What you should do >>
Your task is to repeat the listing exactly.

The input >>
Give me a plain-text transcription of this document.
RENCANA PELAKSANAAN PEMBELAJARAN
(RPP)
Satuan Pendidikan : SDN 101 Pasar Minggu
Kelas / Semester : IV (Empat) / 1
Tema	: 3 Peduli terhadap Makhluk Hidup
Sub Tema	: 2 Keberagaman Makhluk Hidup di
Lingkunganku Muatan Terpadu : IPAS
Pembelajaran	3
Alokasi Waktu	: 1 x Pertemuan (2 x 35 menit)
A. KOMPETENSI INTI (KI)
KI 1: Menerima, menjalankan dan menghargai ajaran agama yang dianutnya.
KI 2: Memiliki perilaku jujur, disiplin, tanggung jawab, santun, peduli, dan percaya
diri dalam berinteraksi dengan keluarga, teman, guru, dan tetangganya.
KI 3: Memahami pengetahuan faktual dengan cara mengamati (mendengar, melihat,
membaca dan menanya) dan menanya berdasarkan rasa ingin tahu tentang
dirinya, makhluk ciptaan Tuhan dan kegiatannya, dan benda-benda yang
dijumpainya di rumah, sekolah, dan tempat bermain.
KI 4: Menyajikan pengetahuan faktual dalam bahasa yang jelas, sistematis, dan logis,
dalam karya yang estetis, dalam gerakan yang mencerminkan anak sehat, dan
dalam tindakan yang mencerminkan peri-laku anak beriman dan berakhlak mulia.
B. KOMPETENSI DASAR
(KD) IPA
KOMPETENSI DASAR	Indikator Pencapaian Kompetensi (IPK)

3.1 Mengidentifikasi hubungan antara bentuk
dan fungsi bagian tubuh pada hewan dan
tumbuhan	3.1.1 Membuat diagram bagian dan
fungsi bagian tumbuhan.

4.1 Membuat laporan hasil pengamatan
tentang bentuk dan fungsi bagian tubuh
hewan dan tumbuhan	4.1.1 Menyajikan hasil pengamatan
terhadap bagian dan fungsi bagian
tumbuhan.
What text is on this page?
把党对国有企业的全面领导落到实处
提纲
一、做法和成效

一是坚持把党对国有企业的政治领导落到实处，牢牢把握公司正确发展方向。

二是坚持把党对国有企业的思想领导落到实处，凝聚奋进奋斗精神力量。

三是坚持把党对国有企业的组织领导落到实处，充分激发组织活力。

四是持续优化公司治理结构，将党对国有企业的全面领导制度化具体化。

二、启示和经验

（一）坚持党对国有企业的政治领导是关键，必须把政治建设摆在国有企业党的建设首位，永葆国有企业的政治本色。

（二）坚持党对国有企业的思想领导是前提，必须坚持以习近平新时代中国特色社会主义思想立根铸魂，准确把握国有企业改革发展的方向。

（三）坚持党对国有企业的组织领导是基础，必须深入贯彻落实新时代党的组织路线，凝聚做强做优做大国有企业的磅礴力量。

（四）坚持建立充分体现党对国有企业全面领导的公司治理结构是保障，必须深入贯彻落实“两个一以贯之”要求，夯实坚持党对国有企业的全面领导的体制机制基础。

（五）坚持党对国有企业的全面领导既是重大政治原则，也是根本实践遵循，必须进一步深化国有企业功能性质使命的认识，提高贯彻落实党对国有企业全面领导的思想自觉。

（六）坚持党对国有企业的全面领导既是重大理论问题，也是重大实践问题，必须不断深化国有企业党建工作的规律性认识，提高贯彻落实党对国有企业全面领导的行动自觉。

Answer for the task >>
Give me a plain-text transcription of this document.
RENCANA PELAKSANAAN PEMBELAJARAN
(RPP)
Satuan Pendidikan : SDN 101 Pasar Minggu
Kelas / Semester : IV (Empat) / 1
Tema	: 3 Peduli terhadap Makhluk Hidup
Sub Tema	: 2 Keberagaman Makhluk Hidup di
Lingkunganku Muatan Terpadu : IPAS
Pembelajaran	3
Alokasi Waktu	: 1 x Pertemuan (2 x 35 menit)
A. KOMPETENSI INTI (KI)
KI 1: Menerima, menjalankan dan menghargai ajaran agama yang dianutnya.
KI 2: Memiliki perilaku jujur, disiplin, tanggung jawab, santun, peduli, dan percaya
diri dalam berinteraksi dengan keluarga, teman, guru, dan tetangganya.
KI 3: Memahami pengetahuan faktual dengan cara mengamati (mendengar, melihat,
membaca dan menanya) dan menanya berdasarkan rasa ingin tahu tentang
dirinya, makhluk ciptaan Tuhan dan kegiatannya, dan benda-benda yang
dijumpainya di rumah, sekolah, dan tempat bermain.
KI 4: Menyajikan pengetahuan faktual dalam bahasa yang jelas, sistematis, dan logis,
dalam karya yang estetis, dalam gerakan yang mencerminkan anak sehat, dan
dalam tindakan yang mencerminkan peri-laku anak beriman dan berakhlak mulia.
B. KOMPETENSI DASAR
(KD) IPA
KOMPETENSI DASAR	Indikator Pencapaian Kompetensi (IPK)

3.1 Mengidentifikasi hubungan antara bentuk
dan fungsi bagian tubuh pada hewan dan
tumbuhan	3.1.1 Membuat diagram bagian dan
fungsi bagian tumbuhan.

4.1 Membuat laporan hasil pengamatan
tentang bentuk dan fungsi bagian tubuh
hewan dan tumbuhan	4.1.1 Menyajikan hasil pengamatan
terhadap bagian dan fungsi bagian
tumbuhan.
What text is on this page?
把党对国有企业的全面领导落到实处
提纲
一、做法和成效

一是坚持把党对国有企业的政治领导落到实处，牢牢把握公司正确发展方向。

二是坚持把党对国有企业的思想领导落到实处，凝聚奋进奋斗精神力量。

三是坚持把党对国有企业的组织领导落到实处，充分激发组织活力。

四是持续优化公司治理结构，将党对国有企业的全面领导制度化具体化。

二、启示和经验

（一）坚持党对国有企业的政治领导是关键，必须把政治建设摆在国有企业党的建设首位，永葆国有企业的政治本色。

（二）坚持党对国有企业的思想领导是前提，必须坚持以习近平新时代中国特色社会主义思想立根铸魂，准确把握国有企业改革发展的方向。

（三）坚持党对国有企业的组织领导是基础，必须深入贯彻落实新时代党的组织路线，凝聚做强做优做大国有企业的磅礴力量。

（四）坚持建立充分体现党对国有企业全面领导的公司治理结构是保障，必须深入贯彻落实“两个一以贯之”要求，夯实坚持党对国有企业的全面领导的体制机制基础。

（五）坚持党对国有企业的全面领导既是重大政治原则，也是根本实践遵循，必须进一步深化国有企业功能性质使命的认识，提高贯彻落实党对国有企业全面领导的思想自觉。

（六）坚持党对国有企业的全面领导既是重大理论问题，也是重大实践问题，必须不断深化国有企业党建工作的规律性认识，提高贯彻落实党对国有企业全面领导的行动自觉。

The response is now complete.